══ EXERCISE MATERIALS ══

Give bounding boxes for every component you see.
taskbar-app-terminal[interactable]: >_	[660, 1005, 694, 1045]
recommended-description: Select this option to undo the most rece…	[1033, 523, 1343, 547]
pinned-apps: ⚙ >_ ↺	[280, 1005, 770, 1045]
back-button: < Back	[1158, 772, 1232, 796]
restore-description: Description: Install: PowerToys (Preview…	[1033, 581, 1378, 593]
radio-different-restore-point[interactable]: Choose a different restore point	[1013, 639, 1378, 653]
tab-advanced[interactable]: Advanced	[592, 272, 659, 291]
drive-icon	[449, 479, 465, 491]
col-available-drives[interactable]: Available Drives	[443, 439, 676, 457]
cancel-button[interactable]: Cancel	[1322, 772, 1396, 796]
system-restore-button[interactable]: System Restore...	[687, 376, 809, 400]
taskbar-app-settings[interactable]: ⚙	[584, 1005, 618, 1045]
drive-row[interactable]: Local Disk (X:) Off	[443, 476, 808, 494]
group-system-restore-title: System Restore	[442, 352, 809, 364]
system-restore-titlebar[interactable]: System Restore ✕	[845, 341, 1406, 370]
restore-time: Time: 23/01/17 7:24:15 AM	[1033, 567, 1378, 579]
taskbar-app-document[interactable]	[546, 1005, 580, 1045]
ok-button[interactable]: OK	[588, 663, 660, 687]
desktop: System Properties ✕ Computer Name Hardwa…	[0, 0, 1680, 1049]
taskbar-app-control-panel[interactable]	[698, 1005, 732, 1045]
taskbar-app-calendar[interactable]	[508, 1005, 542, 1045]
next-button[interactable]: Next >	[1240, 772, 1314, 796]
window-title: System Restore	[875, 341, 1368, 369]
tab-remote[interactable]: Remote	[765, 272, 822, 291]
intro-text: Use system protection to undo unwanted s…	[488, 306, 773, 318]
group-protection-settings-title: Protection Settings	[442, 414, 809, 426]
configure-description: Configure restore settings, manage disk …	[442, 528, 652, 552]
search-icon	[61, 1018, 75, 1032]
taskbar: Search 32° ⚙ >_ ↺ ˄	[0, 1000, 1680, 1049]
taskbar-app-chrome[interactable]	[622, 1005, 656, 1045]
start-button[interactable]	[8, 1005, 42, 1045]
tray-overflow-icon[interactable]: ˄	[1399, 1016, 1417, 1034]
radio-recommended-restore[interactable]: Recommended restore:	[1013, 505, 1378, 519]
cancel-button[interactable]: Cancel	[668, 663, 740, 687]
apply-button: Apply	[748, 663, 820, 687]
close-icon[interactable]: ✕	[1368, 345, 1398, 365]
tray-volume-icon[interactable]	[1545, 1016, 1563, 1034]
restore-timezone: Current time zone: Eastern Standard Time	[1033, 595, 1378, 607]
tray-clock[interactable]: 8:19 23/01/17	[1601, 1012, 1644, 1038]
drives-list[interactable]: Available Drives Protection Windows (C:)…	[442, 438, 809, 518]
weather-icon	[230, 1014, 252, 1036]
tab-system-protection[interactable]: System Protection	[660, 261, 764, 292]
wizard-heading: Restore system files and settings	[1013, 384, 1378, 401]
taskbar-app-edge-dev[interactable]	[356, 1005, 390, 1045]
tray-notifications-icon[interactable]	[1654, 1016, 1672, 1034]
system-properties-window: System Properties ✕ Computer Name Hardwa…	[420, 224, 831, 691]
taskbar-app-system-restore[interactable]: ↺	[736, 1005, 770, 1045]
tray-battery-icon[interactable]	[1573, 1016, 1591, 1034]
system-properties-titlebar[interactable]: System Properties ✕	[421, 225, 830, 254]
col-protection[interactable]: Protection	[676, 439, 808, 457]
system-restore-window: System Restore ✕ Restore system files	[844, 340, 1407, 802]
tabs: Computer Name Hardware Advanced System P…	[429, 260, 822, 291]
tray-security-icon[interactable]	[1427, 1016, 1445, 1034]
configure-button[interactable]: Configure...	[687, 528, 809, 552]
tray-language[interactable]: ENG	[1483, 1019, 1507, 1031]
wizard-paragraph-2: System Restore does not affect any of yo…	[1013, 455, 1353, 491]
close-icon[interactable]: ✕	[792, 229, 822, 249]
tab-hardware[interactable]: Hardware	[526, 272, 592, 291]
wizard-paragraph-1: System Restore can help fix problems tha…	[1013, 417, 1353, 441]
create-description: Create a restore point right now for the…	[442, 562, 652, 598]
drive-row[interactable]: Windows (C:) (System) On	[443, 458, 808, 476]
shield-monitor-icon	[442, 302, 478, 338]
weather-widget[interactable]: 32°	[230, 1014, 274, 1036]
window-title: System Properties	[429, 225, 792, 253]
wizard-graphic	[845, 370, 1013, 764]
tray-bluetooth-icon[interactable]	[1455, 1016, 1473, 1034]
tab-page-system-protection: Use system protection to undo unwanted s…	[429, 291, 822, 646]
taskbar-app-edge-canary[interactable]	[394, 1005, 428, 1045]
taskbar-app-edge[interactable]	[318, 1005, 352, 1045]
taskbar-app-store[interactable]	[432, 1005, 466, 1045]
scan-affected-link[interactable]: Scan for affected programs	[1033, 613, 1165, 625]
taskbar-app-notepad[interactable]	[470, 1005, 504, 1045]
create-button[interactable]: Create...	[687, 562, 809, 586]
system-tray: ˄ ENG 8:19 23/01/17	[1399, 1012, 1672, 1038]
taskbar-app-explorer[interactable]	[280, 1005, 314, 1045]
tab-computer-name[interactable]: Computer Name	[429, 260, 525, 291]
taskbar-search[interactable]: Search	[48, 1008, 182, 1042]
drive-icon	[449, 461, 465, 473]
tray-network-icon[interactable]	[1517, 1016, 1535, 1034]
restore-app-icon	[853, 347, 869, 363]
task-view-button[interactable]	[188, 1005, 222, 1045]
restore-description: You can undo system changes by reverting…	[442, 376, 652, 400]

═══

Extract the lines of the data verbatim, starting at the first line and ending at the line that contains "restore-time: Time: 23/01/17", with both ends included.

Give bounding boxes for every component you see.
taskbar-app-terminal[interactable]: >_	[660, 1005, 694, 1045]
recommended-description: Select this option to undo the most rece…	[1033, 523, 1343, 547]
pinned-apps: ⚙ >_ ↺	[280, 1005, 770, 1045]
back-button: < Back	[1158, 772, 1232, 796]
restore-description: Description: Install: PowerToys (Preview…	[1033, 581, 1378, 593]
radio-different-restore-point[interactable]: Choose a different restore point	[1013, 639, 1378, 653]
tab-advanced[interactable]: Advanced	[592, 272, 659, 291]
drive-icon	[449, 479, 465, 491]
col-available-drives[interactable]: Available Drives	[443, 439, 676, 457]
cancel-button[interactable]: Cancel	[1322, 772, 1396, 796]
system-restore-button[interactable]: System Restore...	[687, 376, 809, 400]
taskbar-app-settings[interactable]: ⚙	[584, 1005, 618, 1045]
drive-row[interactable]: Local Disk (X:) Off	[443, 476, 808, 494]
group-system-restore-title: System Restore	[442, 352, 809, 364]
system-restore-titlebar[interactable]: System Restore ✕	[845, 341, 1406, 370]
restore-time: Time: 23/01/17 7:24:15 AM	[1033, 567, 1378, 579]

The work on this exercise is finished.